What you need to do
Work out the number of lines containing "this". Answer with nothing but that number.

Exercise data
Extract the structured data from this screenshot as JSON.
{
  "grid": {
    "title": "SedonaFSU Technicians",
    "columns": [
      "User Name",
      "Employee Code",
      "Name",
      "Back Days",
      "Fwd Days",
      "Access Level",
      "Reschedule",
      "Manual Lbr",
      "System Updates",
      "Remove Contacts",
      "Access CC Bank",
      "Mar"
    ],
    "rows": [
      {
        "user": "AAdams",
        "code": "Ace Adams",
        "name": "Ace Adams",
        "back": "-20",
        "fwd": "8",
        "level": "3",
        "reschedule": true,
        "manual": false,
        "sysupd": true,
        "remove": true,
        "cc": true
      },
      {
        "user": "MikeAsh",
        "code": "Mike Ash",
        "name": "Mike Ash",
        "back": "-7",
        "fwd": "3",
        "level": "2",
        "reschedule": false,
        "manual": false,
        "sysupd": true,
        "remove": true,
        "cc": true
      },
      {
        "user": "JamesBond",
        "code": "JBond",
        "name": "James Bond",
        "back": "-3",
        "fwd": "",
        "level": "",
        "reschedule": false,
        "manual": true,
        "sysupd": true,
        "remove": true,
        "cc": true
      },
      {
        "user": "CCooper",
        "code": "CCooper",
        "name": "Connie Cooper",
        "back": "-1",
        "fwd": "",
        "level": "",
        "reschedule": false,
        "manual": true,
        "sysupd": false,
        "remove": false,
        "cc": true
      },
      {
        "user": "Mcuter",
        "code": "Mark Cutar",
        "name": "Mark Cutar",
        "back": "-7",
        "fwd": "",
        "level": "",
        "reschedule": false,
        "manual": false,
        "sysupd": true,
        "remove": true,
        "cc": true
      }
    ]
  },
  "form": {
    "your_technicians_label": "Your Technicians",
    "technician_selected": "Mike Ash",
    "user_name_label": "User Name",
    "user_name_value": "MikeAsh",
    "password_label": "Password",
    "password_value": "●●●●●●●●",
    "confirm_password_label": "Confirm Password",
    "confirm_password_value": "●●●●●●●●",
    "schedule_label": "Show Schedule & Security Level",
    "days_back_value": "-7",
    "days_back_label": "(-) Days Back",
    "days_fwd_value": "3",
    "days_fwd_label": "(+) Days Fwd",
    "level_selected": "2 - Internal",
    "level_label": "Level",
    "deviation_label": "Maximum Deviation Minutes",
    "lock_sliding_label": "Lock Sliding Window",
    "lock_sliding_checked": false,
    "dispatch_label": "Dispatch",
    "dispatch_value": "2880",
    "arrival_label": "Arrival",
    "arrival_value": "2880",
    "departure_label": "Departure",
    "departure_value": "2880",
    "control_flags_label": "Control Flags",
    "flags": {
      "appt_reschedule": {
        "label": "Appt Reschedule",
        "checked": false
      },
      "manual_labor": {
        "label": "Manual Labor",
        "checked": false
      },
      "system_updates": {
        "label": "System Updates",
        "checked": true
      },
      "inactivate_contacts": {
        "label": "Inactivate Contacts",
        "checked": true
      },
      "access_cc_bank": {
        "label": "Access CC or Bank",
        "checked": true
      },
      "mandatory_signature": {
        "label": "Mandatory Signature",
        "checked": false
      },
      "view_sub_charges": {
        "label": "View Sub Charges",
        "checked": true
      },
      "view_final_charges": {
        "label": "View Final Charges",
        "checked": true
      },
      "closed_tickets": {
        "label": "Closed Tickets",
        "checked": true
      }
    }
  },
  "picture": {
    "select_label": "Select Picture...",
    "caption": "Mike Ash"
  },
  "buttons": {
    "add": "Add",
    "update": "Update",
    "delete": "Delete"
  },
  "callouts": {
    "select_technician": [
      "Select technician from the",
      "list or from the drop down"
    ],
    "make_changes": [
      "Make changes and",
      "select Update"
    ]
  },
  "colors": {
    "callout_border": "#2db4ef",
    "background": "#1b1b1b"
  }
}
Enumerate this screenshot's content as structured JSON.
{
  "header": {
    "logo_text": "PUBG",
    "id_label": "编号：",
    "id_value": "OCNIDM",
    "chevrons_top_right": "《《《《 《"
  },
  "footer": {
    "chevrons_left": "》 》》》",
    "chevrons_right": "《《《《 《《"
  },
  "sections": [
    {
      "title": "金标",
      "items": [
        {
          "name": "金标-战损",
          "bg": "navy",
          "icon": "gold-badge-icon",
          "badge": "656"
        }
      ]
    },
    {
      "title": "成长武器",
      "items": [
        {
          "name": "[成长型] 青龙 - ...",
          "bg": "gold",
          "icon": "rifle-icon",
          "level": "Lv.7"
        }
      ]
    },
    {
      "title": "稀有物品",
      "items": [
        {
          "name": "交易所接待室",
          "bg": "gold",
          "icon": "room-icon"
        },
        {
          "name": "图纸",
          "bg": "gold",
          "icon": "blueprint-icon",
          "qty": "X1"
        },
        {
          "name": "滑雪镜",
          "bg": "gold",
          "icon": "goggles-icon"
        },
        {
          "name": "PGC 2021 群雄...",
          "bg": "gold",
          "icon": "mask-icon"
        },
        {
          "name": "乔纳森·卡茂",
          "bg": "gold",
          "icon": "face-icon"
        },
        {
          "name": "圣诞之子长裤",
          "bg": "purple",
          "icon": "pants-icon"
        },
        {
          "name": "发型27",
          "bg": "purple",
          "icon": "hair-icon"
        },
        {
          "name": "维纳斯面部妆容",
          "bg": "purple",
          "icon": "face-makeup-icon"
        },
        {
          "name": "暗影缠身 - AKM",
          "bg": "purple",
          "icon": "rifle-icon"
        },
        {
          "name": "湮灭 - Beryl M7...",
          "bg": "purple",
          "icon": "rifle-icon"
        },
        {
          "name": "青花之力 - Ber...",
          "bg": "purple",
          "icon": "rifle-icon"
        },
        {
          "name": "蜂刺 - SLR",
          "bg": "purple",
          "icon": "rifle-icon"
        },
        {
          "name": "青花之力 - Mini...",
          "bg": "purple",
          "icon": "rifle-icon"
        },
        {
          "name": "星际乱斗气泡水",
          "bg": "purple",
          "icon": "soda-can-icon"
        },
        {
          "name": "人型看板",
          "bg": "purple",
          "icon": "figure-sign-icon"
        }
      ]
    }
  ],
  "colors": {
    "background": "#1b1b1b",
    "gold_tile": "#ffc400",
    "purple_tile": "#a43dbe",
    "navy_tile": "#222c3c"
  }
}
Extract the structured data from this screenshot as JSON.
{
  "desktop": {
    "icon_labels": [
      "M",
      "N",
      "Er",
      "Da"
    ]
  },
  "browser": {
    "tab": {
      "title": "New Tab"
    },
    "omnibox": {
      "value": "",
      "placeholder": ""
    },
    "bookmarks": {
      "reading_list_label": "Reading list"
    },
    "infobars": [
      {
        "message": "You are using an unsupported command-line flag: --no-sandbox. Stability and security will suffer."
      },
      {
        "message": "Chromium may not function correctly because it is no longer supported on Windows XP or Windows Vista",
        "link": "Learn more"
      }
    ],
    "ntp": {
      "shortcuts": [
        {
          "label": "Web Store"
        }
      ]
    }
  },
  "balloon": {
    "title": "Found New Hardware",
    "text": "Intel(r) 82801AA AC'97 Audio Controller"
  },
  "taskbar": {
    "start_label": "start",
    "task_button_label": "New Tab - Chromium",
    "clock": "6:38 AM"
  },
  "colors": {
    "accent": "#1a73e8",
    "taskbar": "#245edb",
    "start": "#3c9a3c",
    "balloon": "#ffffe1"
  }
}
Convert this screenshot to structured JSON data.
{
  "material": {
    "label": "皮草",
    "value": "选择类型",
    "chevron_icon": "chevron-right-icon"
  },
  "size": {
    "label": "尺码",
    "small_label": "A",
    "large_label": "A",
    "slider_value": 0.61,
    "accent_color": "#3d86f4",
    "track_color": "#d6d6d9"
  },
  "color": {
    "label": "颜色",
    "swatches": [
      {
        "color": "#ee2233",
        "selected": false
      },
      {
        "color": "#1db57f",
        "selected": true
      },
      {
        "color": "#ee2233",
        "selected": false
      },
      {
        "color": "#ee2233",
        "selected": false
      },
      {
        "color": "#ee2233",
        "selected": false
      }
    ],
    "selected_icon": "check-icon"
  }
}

Correct response
4